Task objective –
All of the records listed below should be retyped exactly.

Records to use –

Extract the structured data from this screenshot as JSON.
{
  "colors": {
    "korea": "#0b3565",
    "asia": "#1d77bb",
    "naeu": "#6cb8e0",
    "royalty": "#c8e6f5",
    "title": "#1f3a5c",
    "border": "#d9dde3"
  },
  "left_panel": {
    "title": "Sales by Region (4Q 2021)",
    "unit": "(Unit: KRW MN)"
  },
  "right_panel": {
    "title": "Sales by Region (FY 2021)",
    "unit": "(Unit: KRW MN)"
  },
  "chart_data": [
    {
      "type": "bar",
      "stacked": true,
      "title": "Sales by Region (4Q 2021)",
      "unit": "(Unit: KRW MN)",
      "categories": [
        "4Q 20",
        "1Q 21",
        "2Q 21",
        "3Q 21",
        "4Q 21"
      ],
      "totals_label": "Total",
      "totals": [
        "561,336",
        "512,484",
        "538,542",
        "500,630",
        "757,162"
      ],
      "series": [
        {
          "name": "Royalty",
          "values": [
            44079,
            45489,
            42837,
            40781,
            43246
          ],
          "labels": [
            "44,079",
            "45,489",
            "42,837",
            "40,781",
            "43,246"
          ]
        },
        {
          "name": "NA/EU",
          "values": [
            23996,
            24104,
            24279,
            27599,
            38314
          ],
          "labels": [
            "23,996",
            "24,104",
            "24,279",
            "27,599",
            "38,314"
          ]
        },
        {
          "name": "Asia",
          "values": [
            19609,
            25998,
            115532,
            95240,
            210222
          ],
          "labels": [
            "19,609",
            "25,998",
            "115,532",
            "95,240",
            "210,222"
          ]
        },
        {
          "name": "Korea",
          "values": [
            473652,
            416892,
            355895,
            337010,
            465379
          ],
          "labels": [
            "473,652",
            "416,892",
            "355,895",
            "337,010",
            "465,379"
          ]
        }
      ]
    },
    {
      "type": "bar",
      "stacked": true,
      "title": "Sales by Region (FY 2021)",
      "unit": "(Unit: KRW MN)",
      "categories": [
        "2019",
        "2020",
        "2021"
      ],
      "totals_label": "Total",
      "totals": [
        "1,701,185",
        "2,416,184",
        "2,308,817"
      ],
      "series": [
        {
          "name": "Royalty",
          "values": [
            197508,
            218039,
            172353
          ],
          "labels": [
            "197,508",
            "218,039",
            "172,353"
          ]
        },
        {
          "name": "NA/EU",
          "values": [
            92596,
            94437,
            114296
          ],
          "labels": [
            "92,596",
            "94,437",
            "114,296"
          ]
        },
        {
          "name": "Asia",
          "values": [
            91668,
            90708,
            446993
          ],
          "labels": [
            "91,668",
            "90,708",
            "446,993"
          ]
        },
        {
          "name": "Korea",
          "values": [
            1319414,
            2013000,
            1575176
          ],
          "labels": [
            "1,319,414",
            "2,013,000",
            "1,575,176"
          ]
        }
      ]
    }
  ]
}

Answer to the task –
Extract the structured data from this screenshot as JSON.
{
  "colors": {
    "korea": "#0b3565",
    "asia": "#1d77bb",
    "naeu": "#6cb8e0",
    "royalty": "#c8e6f5",
    "title": "#1f3a5c",
    "border": "#d9dde3"
  },
  "left_panel": {
    "title": "Sales by Region (4Q 2021)",
    "unit": "(Unit: KRW MN)"
  },
  "right_panel": {
    "title": "Sales by Region (FY 2021)",
    "unit": "(Unit: KRW MN)"
  },
  "chart_data": [
    {
      "type": "bar",
      "stacked": true,
      "title": "Sales by Region (4Q 2021)",
      "unit": "(Unit: KRW MN)",
      "categories": [
        "4Q 20",
        "1Q 21",
        "2Q 21",
        "3Q 21",
        "4Q 21"
      ],
      "totals_label": "Total",
      "totals": [
        "561,336",
        "512,484",
        "538,542",
        "500,630",
        "757,162"
      ],
      "series": [
        {
          "name": "Royalty",
          "values": [
            44079,
            45489,
            42837,
            40781,
            43246
          ],
          "labels": [
            "44,079",
            "45,489",
            "42,837",
            "40,781",
            "43,246"
          ]
        },
        {
          "name": "NA/EU",
          "values": [
            23996,
            24104,
            24279,
            27599,
            38314
          ],
          "labels": [
            "23,996",
            "24,104",
            "24,279",
            "27,599",
            "38,314"
          ]
        },
        {
          "name": "Asia",
          "values": [
            19609,
            25998,
            115532,
            95240,
            210222
          ],
          "labels": [
            "19,609",
            "25,998",
            "115,532",
            "95,240",
            "210,222"
          ]
        },
        {
          "name": "Korea",
          "values": [
            473652,
            416892,
            355895,
            337010,
            465379
          ],
          "labels": [
            "473,652",
            "416,892",
            "355,895",
            "337,010",
            "465,379"
          ]
        }
      ]
    },
    {
      "type": "bar",
      "stacked": true,
      "title": "Sales by Region (FY 2021)",
      "unit": "(Unit: KRW MN)",
      "categories": [
        "2019",
        "2020",
        "2021"
      ],
      "totals_label": "Total",
      "totals": [
        "1,701,185",
        "2,416,184",
        "2,308,817"
      ],
      "series": [
        {
          "name": "Royalty",
          "values": [
            197508,
            218039,
            172353
          ],
          "labels": [
            "197,508",
            "218,039",
            "172,353"
          ]
        },
        {
          "name": "NA/EU",
          "values": [
            92596,
            94437,
            114296
          ],
          "labels": [
            "92,596",
            "94,437",
            "114,296"
          ]
        },
        {
          "name": "Asia",
          "values": [
            91668,
            90708,
            446993
          ],
          "labels": [
            "91,668",
            "90,708",
            "446,993"
          ]
        },
        {
          "name": "Korea",
          "values": [
            1319414,
            2013000,
            1575176
          ],
          "labels": [
            "1,319,414",
            "2,013,000",
            "1,575,176"
          ]
        }
      ]
    }
  ]
}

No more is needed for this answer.